What you have to do
Extract each line bearing the word "this".

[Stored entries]
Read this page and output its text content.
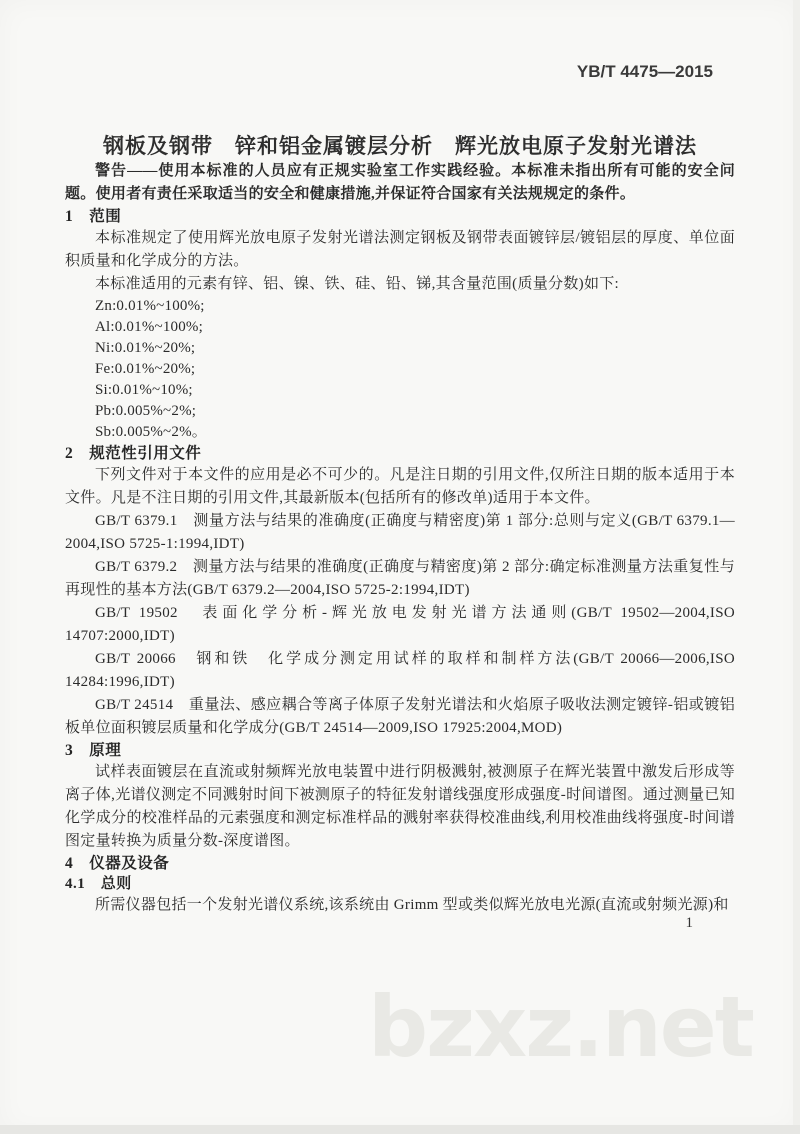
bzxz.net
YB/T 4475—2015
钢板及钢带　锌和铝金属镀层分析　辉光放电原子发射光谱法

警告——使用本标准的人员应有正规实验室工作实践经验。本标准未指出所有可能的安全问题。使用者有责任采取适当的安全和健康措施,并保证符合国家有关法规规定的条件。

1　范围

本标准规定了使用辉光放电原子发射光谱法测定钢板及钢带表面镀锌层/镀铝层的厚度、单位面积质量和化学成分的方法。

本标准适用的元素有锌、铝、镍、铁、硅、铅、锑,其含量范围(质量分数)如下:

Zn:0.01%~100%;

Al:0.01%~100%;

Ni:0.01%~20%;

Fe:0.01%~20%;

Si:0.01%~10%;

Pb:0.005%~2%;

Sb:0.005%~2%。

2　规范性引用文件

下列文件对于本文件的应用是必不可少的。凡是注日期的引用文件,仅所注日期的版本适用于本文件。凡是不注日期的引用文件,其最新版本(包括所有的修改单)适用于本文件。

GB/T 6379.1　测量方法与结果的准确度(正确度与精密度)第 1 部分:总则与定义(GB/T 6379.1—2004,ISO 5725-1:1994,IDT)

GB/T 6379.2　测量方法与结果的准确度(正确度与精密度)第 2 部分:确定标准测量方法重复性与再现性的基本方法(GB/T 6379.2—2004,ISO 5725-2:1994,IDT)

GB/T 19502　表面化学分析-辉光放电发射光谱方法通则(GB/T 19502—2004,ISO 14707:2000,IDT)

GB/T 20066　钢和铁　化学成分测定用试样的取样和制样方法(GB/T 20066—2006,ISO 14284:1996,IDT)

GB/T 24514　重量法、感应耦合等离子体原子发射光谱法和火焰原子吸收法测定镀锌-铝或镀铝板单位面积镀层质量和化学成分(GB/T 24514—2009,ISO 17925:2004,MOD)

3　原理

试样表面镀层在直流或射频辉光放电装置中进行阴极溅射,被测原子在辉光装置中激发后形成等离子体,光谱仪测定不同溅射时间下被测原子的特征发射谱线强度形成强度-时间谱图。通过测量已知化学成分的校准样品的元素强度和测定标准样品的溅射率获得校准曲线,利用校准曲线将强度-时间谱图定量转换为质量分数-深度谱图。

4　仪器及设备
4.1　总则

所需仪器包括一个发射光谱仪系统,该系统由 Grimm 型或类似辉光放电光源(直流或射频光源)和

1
---
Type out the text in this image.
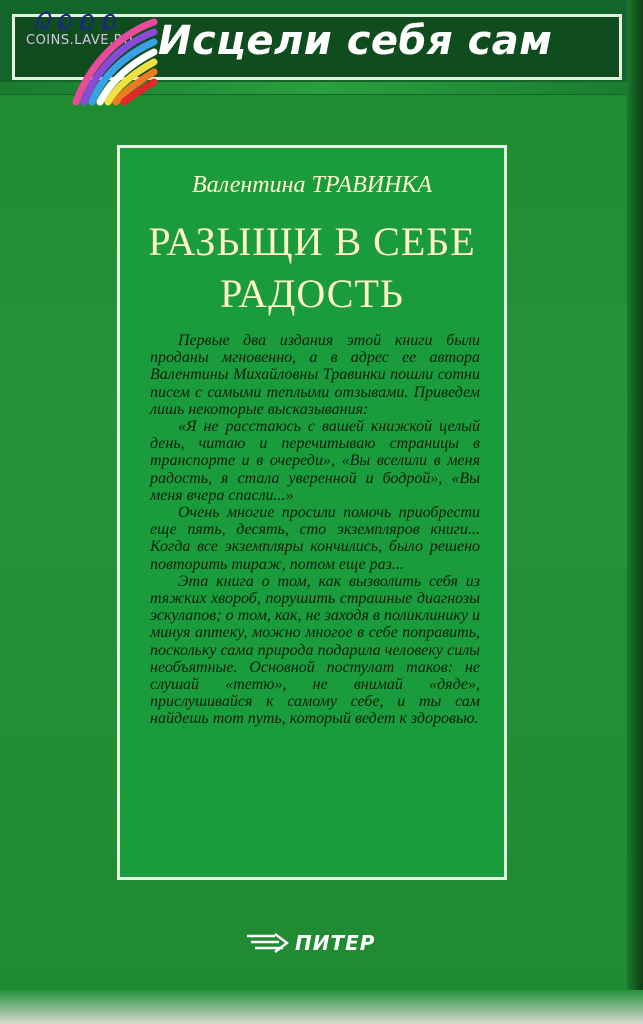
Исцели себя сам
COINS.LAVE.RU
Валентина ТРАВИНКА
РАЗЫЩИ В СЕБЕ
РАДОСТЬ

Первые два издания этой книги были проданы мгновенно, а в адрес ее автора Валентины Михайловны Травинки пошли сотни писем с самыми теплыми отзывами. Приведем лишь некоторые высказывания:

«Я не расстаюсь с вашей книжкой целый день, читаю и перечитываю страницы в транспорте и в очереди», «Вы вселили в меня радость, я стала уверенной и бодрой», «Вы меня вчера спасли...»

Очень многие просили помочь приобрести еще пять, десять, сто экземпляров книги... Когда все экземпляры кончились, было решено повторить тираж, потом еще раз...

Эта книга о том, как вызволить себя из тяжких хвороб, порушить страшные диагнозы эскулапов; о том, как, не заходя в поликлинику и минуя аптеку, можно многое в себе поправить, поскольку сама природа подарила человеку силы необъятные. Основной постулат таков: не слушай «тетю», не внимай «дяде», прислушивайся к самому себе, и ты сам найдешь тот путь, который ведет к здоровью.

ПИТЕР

Right answer
Read this page and output its text content.
Type out the text in this image.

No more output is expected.